**Listed entries**
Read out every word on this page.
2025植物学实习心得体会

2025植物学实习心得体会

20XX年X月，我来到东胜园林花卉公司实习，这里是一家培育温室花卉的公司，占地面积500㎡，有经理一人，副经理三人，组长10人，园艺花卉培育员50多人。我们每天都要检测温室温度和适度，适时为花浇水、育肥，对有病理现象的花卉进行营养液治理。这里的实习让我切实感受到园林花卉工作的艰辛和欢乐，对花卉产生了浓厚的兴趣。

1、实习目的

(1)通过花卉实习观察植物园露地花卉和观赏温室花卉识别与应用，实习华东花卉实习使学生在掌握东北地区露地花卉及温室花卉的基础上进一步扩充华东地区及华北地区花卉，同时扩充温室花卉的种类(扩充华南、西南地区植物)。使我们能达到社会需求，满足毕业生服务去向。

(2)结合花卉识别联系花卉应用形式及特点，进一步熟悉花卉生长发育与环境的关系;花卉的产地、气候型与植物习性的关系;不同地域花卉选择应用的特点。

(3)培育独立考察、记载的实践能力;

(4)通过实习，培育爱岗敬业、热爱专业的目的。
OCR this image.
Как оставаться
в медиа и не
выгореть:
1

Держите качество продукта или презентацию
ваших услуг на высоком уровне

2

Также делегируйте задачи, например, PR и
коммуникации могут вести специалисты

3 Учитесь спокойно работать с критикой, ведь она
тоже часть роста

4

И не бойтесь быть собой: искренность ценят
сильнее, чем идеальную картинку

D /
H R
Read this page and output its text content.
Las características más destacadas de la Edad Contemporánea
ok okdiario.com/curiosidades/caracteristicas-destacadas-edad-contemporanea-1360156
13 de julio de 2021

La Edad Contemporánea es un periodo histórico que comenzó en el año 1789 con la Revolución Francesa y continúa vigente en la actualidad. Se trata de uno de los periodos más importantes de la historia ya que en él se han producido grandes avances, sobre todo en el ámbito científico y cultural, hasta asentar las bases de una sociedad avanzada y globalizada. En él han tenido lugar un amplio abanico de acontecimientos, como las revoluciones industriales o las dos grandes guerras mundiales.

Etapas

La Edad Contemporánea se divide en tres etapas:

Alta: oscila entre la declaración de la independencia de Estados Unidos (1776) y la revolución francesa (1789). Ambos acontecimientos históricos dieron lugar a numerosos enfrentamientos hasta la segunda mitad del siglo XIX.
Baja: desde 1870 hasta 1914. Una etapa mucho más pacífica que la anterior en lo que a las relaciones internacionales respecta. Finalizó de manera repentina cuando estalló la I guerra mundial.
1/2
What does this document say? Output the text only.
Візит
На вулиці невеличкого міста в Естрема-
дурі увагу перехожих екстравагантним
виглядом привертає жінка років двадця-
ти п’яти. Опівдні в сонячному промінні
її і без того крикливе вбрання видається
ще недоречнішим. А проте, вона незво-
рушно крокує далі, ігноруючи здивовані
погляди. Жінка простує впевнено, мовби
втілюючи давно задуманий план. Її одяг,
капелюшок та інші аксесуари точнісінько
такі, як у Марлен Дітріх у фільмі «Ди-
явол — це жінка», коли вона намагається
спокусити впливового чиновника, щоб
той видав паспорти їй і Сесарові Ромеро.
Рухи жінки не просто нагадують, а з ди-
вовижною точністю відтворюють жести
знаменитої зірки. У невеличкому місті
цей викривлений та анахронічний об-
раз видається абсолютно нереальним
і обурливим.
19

**Task description**
Extract each entry in full and write it down exactly.

**Final result**
Read out every word on this page.
2025植物学实习心得体会

2025植物学实习心得体会

20XX年X月，我来到东胜园林花卉公司实习，这里是一家培育温室花卉的公司，占地面积500㎡，有经理一人，副经理三人，组长10人，园艺花卉培育员50多人。我们每天都要检测温室温度和适度，适时为花浇水、育肥，对有病理现象的花卉进行营养液治理。这里的实习让我切实感受到园林花卉工作的艰辛和欢乐，对花卉产生了浓厚的兴趣。

1、实习目的

(1)通过花卉实习观察植物园露地花卉和观赏温室花卉识别与应用，实习华东花卉实习使学生在掌握东北地区露地花卉及温室花卉的基础上进一步扩充华东地区及华北地区花卉，同时扩充温室花卉的种类(扩充华南、西南地区植物)。使我们能达到社会需求，满足毕业生服务去向。

(2)结合花卉识别联系花卉应用形式及特点，进一步熟悉花卉生长发育与环境的关系;花卉的产地、气候型与植物习性的关系;不同地域花卉选择应用的特点。

(3)培育独立考察、记载的实践能力;

(4)通过实习，培育爱岗敬业、热爱专业的目的。
OCR this image.
Как оставаться
в медиа и не
выгореть:
1

Держите качество продукта или презентацию
ваших услуг на высоком уровне

2

Также делегируйте задачи, например, PR и
коммуникации могут вести специалисты

3 Учитесь спокойно работать с критикой, ведь она
тоже часть роста

4

И не бойтесь быть собой: искренность ценят
сильнее, чем идеальную картинку

D /
H R
Read this page and output its text content.
Las características más destacadas de la Edad Contemporánea
ok okdiario.com/curiosidades/caracteristicas-destacadas-edad-contemporanea-1360156
13 de julio de 2021

La Edad Contemporánea es un periodo histórico que comenzó en el año 1789 con la Revolución Francesa y continúa vigente en la actualidad. Se trata de uno de los periodos más importantes de la historia ya que en él se han producido grandes avances, sobre todo en el ámbito científico y cultural, hasta asentar las bases de una sociedad avanzada y globalizada. En él han tenido lugar un amplio abanico de acontecimientos, como las revoluciones industriales o las dos grandes guerras mundiales.

Etapas

La Edad Contemporánea se divide en tres etapas:

Alta: oscila entre la declaración de la independencia de Estados Unidos (1776) y la revolución francesa (1789). Ambos acontecimientos históricos dieron lugar a numerosos enfrentamientos hasta la segunda mitad del siglo XIX.
Baja: desde 1870 hasta 1914. Una etapa mucho más pacífica que la anterior en lo que a las relaciones internacionales respecta. Finalizó de manera repentina cuando estalló la I guerra mundial.
1/2
What does this document say? Output the text only.
Візит
На вулиці невеличкого міста в Естрема-
дурі увагу перехожих екстравагантним
виглядом привертає жінка років двадця-
ти п’яти. Опівдні в сонячному промінні
її і без того крикливе вбрання видається
ще недоречнішим. А проте, вона незво-
рушно крокує далі, ігноруючи здивовані
погляди. Жінка простує впевнено, мовби
втілюючи давно задуманий план. Її одяг,
капелюшок та інші аксесуари точнісінько
такі, як у Марлен Дітріх у фільмі «Ди-
явол — це жінка», коли вона намагається
спокусити впливового чиновника, щоб
той видав паспорти їй і Сесарові Ромеро.
Рухи жінки не просто нагадують, а з ди-
вовижною точністю відтворюють жести
знаменитої зірки. У невеличкому місті
цей викривлений та анахронічний об-
раз видається абсолютно нереальним
і обурливим.
19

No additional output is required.